#### Task prompt
Skip the pictures and repeat each line of the data exactly.

(Records from a data collection)
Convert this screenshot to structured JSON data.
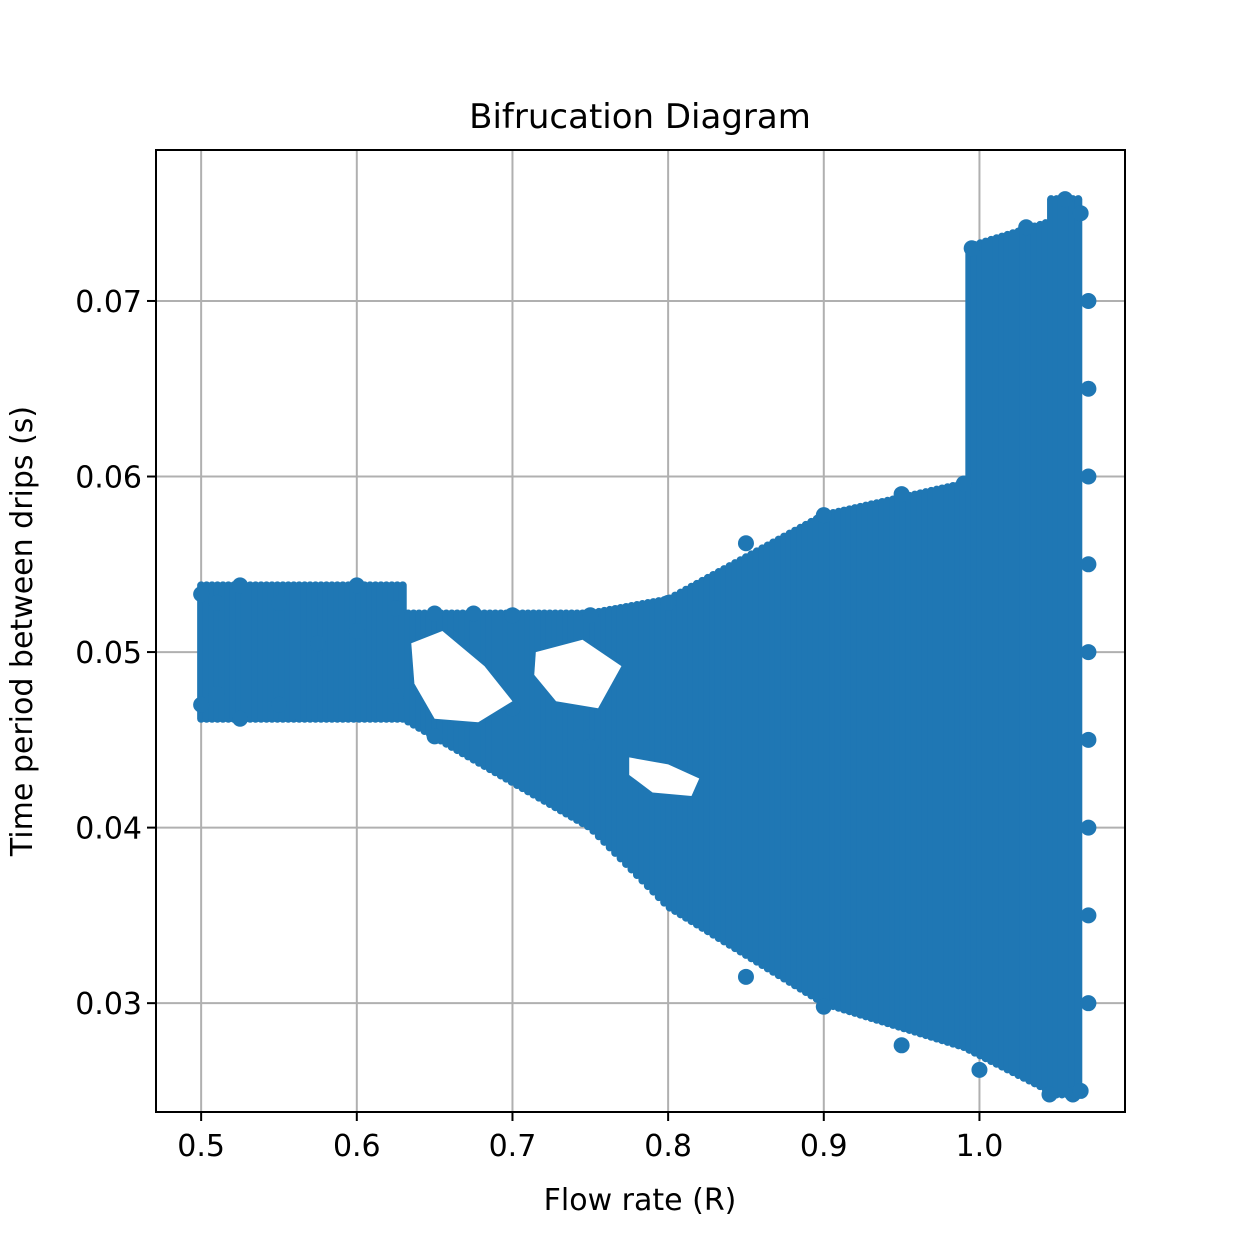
{
  "chart_data": {
    "type": "scatter",
    "title": "Bifrucation Diagram",
    "xlabel": "Flow rate (R)",
    "ylabel": "Time period between drips (s)",
    "xlim": [
      0.471,
      1.0935
    ],
    "ylim": [
      0.0238,
      0.0786
    ],
    "xticks": [
      0.5,
      0.6,
      0.7,
      0.8,
      0.9,
      1.0
    ],
    "xtick_labels": [
      "0.5",
      "0.6",
      "0.7",
      "0.8",
      "0.9",
      "1.0"
    ],
    "yticks": [
      0.03,
      0.04,
      0.05,
      0.06,
      0.07
    ],
    "ytick_labels": [
      "0.03",
      "0.04",
      "0.05",
      "0.06",
      "0.07"
    ],
    "grid": true,
    "marker_color": "#1f77b4",
    "x_range": [
      0.5,
      1.065
    ],
    "series": [
      {
        "points": [
          [
            0.5,
            0.0533
          ],
          [
            0.5,
            0.047
          ],
          [
            0.51,
            0.0528
          ],
          [
            0.51,
            0.0476
          ],
          [
            0.525,
            0.0538
          ],
          [
            0.525,
            0.0462
          ],
          [
            0.55,
            0.0528
          ],
          [
            0.55,
            0.047
          ],
          [
            0.575,
            0.0505
          ],
          [
            0.6,
            0.0538
          ],
          [
            0.6,
            0.0512
          ],
          [
            0.625,
            0.0525
          ],
          [
            0.625,
            0.0475
          ],
          [
            0.65,
            0.0522
          ],
          [
            0.65,
            0.0452
          ],
          [
            0.675,
            0.0522
          ],
          [
            0.675,
            0.0476
          ],
          [
            0.7,
            0.0521
          ],
          [
            0.7,
            0.0468
          ],
          [
            0.75,
            0.0521
          ],
          [
            0.75,
            0.0446
          ],
          [
            0.8,
            0.0528
          ],
          [
            0.8,
            0.0425
          ],
          [
            0.85,
            0.0562
          ],
          [
            0.85,
            0.0315
          ],
          [
            0.9,
            0.0578
          ],
          [
            0.9,
            0.0298
          ],
          [
            0.95,
            0.059
          ],
          [
            0.95,
            0.0276
          ],
          [
            0.99,
            0.0596
          ],
          [
            0.995,
            0.073
          ],
          [
            1.0,
            0.0262
          ],
          [
            1.03,
            0.0742
          ],
          [
            1.045,
            0.0248
          ],
          [
            1.055,
            0.0758
          ],
          [
            1.06,
            0.0248
          ],
          [
            1.065,
            0.075
          ],
          [
            1.065,
            0.025
          ],
          [
            1.07,
            0.07
          ],
          [
            1.07,
            0.065
          ],
          [
            1.07,
            0.06
          ],
          [
            1.07,
            0.055
          ],
          [
            1.07,
            0.05
          ],
          [
            1.07,
            0.045
          ],
          [
            1.07,
            0.04
          ],
          [
            1.07,
            0.035
          ],
          [
            1.07,
            0.03
          ]
        ]
      }
    ]
  }
}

#### The answer
Convert this screenshot to structured JSON data.
{
  "chart_data": {
    "type": "scatter",
    "title": "Bifrucation Diagram",
    "xlabel": "Flow rate (R)",
    "ylabel": "Time period between drips (s)",
    "xlim": [
      0.471,
      1.0935
    ],
    "ylim": [
      0.0238,
      0.0786
    ],
    "xticks": [
      0.5,
      0.6,
      0.7,
      0.8,
      0.9,
      1.0
    ],
    "xtick_labels": [
      "0.5",
      "0.6",
      "0.7",
      "0.8",
      "0.9",
      "1.0"
    ],
    "yticks": [
      0.03,
      0.04,
      0.05,
      0.06,
      0.07
    ],
    "ytick_labels": [
      "0.03",
      "0.04",
      "0.05",
      "0.06",
      "0.07"
    ],
    "grid": true,
    "marker_color": "#1f77b4",
    "x_range": [
      0.5,
      1.065
    ],
    "series": [
      {
        "points": [
          [
            0.5,
            0.0533
          ],
          [
            0.5,
            0.047
          ],
          [
            0.51,
            0.0528
          ],
          [
            0.51,
            0.0476
          ],
          [
            0.525,
            0.0538
          ],
          [
            0.525,
            0.0462
          ],
          [
            0.55,
            0.0528
          ],
          [
            0.55,
            0.047
          ],
          [
            0.575,
            0.0505
          ],
          [
            0.6,
            0.0538
          ],
          [
            0.6,
            0.0512
          ],
          [
            0.625,
            0.0525
          ],
          [
            0.625,
            0.0475
          ],
          [
            0.65,
            0.0522
          ],
          [
            0.65,
            0.0452
          ],
          [
            0.675,
            0.0522
          ],
          [
            0.675,
            0.0476
          ],
          [
            0.7,
            0.0521
          ],
          [
            0.7,
            0.0468
          ],
          [
            0.75,
            0.0521
          ],
          [
            0.75,
            0.0446
          ],
          [
            0.8,
            0.0528
          ],
          [
            0.8,
            0.0425
          ],
          [
            0.85,
            0.0562
          ],
          [
            0.85,
            0.0315
          ],
          [
            0.9,
            0.0578
          ],
          [
            0.9,
            0.0298
          ],
          [
            0.95,
            0.059
          ],
          [
            0.95,
            0.0276
          ],
          [
            0.99,
            0.0596
          ],
          [
            0.995,
            0.073
          ],
          [
            1.0,
            0.0262
          ],
          [
            1.03,
            0.0742
          ],
          [
            1.045,
            0.0248
          ],
          [
            1.055,
            0.0758
          ],
          [
            1.06,
            0.0248
          ],
          [
            1.065,
            0.075
          ],
          [
            1.065,
            0.025
          ],
          [
            1.07,
            0.07
          ],
          [
            1.07,
            0.065
          ],
          [
            1.07,
            0.06
          ],
          [
            1.07,
            0.055
          ],
          [
            1.07,
            0.05
          ],
          [
            1.07,
            0.045
          ],
          [
            1.07,
            0.04
          ],
          [
            1.07,
            0.035
          ],
          [
            1.07,
            0.03
          ]
        ]
      }
    ]
  }
}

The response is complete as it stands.